### The exercise
Work out how many lines of the data hold the string "color", and reply with that number alone.

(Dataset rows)
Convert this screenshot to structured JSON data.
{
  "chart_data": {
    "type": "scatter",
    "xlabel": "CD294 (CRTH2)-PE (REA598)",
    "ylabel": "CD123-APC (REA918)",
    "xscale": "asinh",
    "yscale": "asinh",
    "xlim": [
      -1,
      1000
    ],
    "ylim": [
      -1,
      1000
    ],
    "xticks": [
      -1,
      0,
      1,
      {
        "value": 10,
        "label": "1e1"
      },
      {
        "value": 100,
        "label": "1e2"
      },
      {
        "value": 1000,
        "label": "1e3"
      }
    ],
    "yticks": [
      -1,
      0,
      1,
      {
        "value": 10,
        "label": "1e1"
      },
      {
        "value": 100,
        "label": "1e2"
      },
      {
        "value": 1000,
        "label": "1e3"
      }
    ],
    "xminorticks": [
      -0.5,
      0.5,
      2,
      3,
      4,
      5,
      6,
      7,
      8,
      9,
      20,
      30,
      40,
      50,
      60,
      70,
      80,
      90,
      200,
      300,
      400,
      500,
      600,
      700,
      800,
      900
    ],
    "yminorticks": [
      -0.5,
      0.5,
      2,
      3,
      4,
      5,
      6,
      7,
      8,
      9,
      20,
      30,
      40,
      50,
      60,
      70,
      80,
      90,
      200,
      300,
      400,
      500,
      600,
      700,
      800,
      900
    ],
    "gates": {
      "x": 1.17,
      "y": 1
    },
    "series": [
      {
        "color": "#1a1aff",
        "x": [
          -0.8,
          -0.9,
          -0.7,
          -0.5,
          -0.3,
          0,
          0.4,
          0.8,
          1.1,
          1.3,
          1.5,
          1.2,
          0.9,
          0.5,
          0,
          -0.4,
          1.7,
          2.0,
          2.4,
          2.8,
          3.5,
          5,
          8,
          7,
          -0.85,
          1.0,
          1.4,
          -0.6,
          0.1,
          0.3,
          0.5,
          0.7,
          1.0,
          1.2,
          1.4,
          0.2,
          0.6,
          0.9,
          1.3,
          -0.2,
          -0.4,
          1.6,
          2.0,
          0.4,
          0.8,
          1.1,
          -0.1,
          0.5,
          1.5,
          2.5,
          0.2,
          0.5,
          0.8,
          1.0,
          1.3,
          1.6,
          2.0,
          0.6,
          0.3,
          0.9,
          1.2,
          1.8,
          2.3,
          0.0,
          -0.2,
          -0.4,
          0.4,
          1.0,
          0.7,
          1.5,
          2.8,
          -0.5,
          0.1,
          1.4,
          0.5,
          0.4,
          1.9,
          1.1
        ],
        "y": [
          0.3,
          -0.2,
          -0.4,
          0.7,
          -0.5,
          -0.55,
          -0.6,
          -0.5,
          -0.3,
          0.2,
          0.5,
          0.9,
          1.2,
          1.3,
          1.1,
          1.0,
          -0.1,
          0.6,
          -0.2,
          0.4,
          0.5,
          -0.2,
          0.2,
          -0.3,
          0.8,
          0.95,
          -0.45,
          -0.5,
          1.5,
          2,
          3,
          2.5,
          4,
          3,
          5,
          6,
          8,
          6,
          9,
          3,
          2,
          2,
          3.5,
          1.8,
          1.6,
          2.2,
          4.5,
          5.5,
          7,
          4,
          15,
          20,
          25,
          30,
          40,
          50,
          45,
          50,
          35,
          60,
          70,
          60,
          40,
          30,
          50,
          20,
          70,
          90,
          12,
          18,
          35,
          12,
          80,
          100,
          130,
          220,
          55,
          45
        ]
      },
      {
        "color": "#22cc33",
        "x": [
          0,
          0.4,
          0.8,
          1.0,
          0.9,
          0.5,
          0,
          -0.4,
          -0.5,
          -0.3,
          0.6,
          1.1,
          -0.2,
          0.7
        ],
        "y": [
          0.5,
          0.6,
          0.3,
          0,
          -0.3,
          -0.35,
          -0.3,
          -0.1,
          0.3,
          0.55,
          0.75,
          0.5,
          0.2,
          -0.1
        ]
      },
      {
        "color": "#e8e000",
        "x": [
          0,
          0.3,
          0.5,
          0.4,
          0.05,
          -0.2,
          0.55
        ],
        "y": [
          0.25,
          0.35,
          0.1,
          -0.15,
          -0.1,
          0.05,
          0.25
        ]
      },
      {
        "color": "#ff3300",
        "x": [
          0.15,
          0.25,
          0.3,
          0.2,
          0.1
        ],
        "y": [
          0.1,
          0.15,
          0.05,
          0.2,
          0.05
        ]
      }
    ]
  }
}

### Answer for this exercise
4